:: Exercise materials

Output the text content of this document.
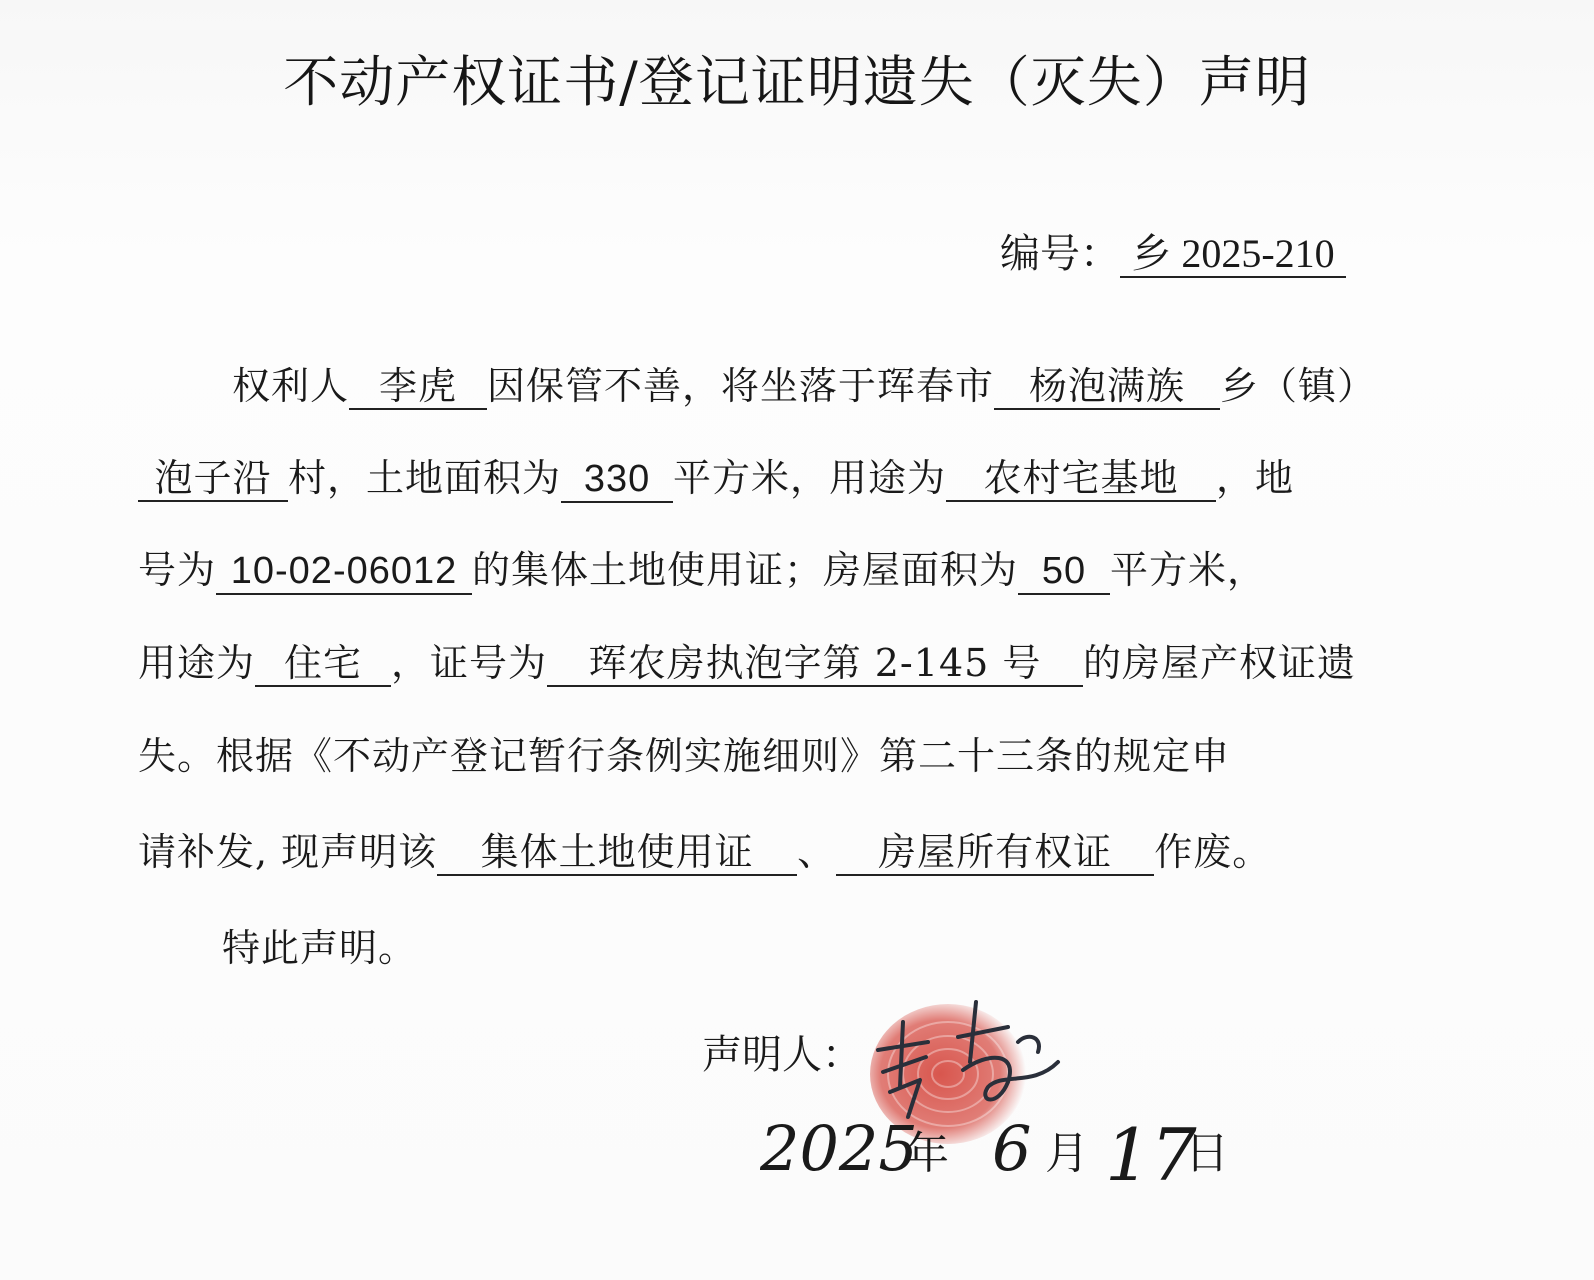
不动产权证书/登记证明遗失（灭失）声明
编号： 乡 2025-210
权利人 李虎 因保管不善，将坐落于珲春市 杨泡满族 乡（镇）
泡子沿 村，土地面积为 330 平方米，用途为 农村宅基地 ，地
号为 10-02-06012 的集体土地使用证；房屋面积为 50 平方米，
用途为 住宅 ，证号为 珲农房执泡字第 2-145 号 的房屋产权证遗
失。根据《不动产登记暂行条例实施细则》第二十三条的规定申
请补发, 现声明该 集体土地使用证 、 房屋所有权证 作废。
特此声明。
声明人：
2025
年 6 月 17
日
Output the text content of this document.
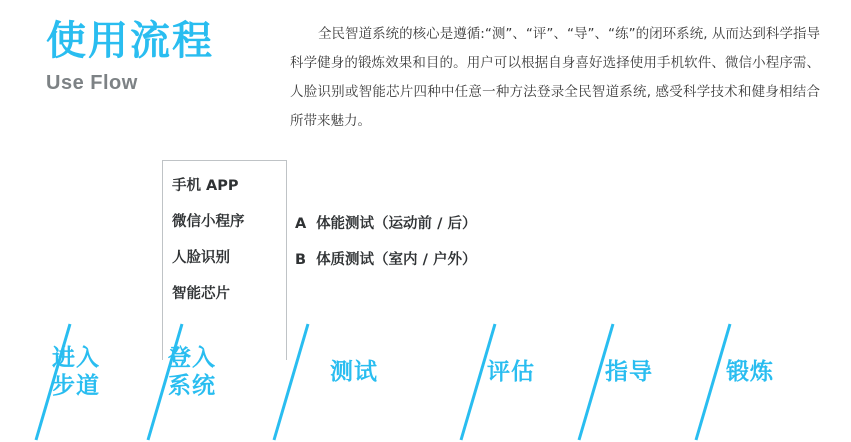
使用流程
Use Flow
全民智道系统的核心是遵循:“测”、“评”、“导”、“练”的闭环系统, 从而达到科学指导科学健身的锻炼效果和目的。用户可以根据自身喜好选择使用手机软件、微信小程序需、人脸识别或智能芯片四种中任意一种方法登录全民智道系统, 感受科学技术和健身相结合所带来魅力。
手机 APP
微信小程序
人脸识别
智能芯片
A 体能测试（运动前 / 后）
B 体质测试（室内 / 户外）
进入
步道
登入
系统
测试	评估	指导	锻炼
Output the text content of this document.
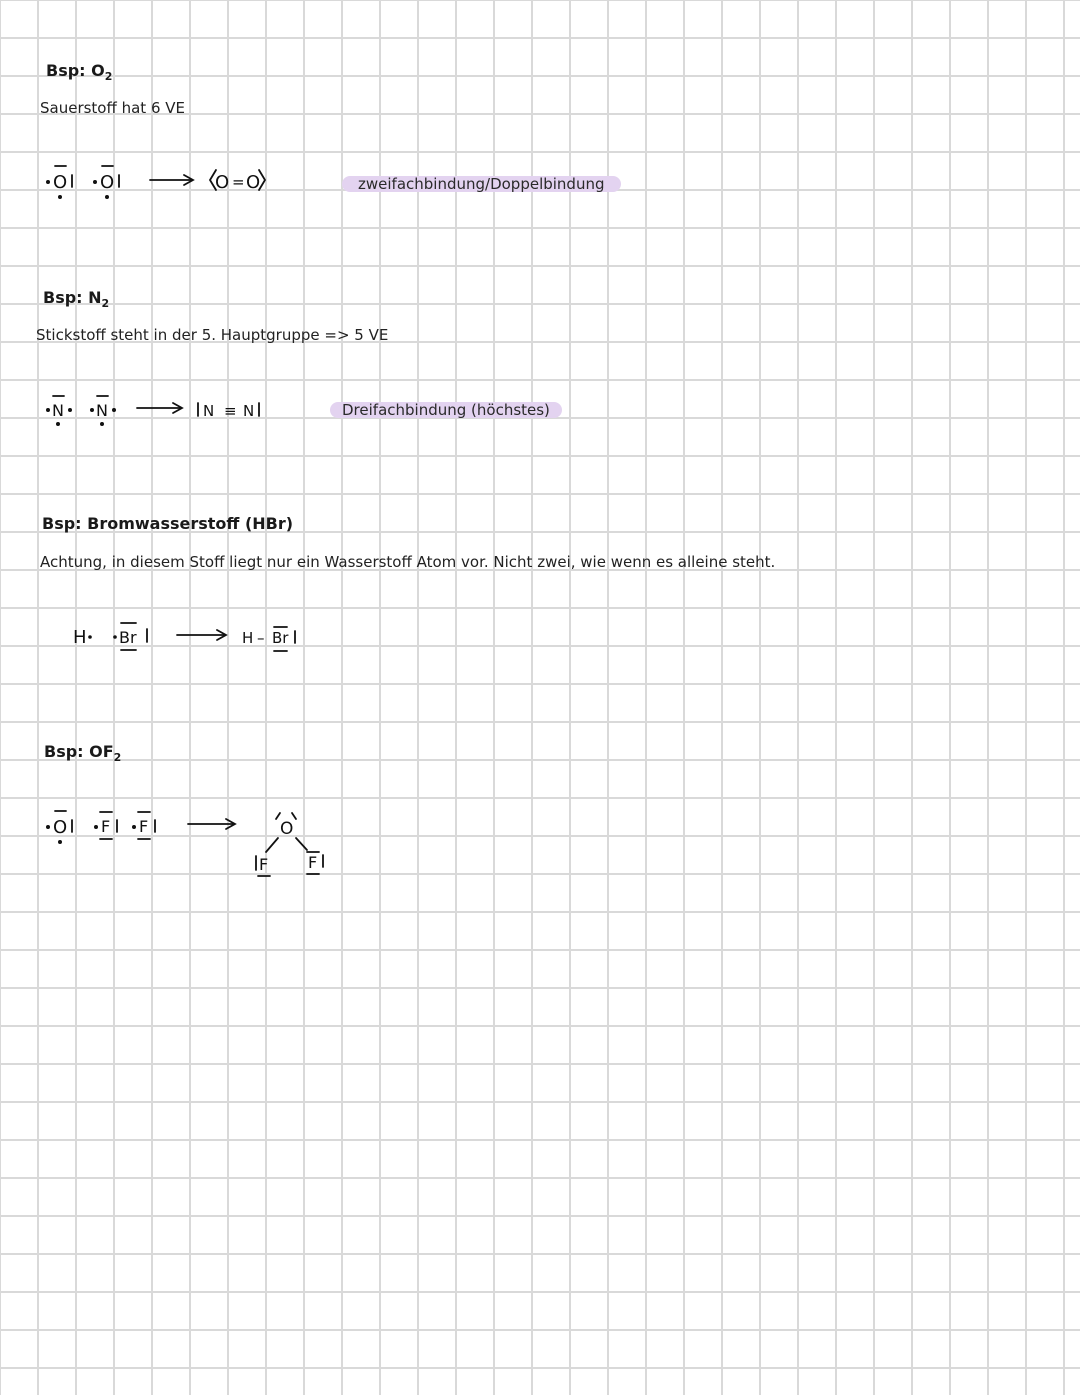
Bsp: $O_2$
Sauerstoff hat 6 VE
O O	O = O	zweifachbindung/Doppelbindung
Bsp: $N_2$
Stickstoff steht in der 5. Hauptgruppe => 5 VE
N N	N ≡ N	Dreifachbindung (höchstes)
Bsp: Bromwasserstoff (HBr)
Achtung, in diesem Stoff liegt nur ein Wasserstoff Atom vor. Nicht zwei, wie wenn es alleine steht.
H Br	H – Br
Bsp: $OF_2$
O F F	O
F F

::::

Task prompt:
Repeat every record precisely. Any picture among them stays out of the copy.

The reply:
Output the text content of this document.
不动产权证书/登记证明遗失（灭失）声明
编号： 乡 2025-210
权利人 李虎 因保管不善，将坐落于珲春市 杨泡满族 乡（镇）
泡子沿 村，土地面积为 330 平方米，用途为 农村宅基地 ，地
号为 10-02-06012 的集体土地使用证；房屋面积为 50 平方米，
用途为 住宅 ，证号为 珲农房执泡字第 2-145 号 的房屋产权证遗
失。根据《不动产登记暂行条例实施细则》第二十三条的规定申
请补发, 现声明该 集体土地使用证 、 房屋所有权证 作废。
特此声明。
声明人：
2025
年 6 月 17
日
Output the text content of this document.
使用流程
Use Flow
全民智道系统的核心是遵循:“测”、“评”、“导”、“练”的闭环系统, 从而达到科学指导科学健身的锻炼效果和目的。用户可以根据自身喜好选择使用手机软件、微信小程序需、人脸识别或智能芯片四种中任意一种方法登录全民智道系统, 感受科学技术和健身相结合所带来魅力。
手机 APP
微信小程序
人脸识别
智能芯片
A 体能测试（运动前 / 后）
B 体质测试（室内 / 户外）
进入
步道
登入
系统
测试	评估	指导	锻炼
Output the text content of this document.
Bsp: $O_2$
Sauerstoff hat 6 VE
O O	O = O	zweifachbindung/Doppelbindung
Bsp: $N_2$
Stickstoff steht in der 5. Hauptgruppe => 5 VE
N N	N ≡ N	Dreifachbindung (höchstes)
Bsp: Bromwasserstoff (HBr)
Achtung, in diesem Stoff liegt nur ein Wasserstoff Atom vor. Nicht zwei, wie wenn es alleine steht.
H Br	H – Br
Bsp: $OF_2$
O F F	O
F F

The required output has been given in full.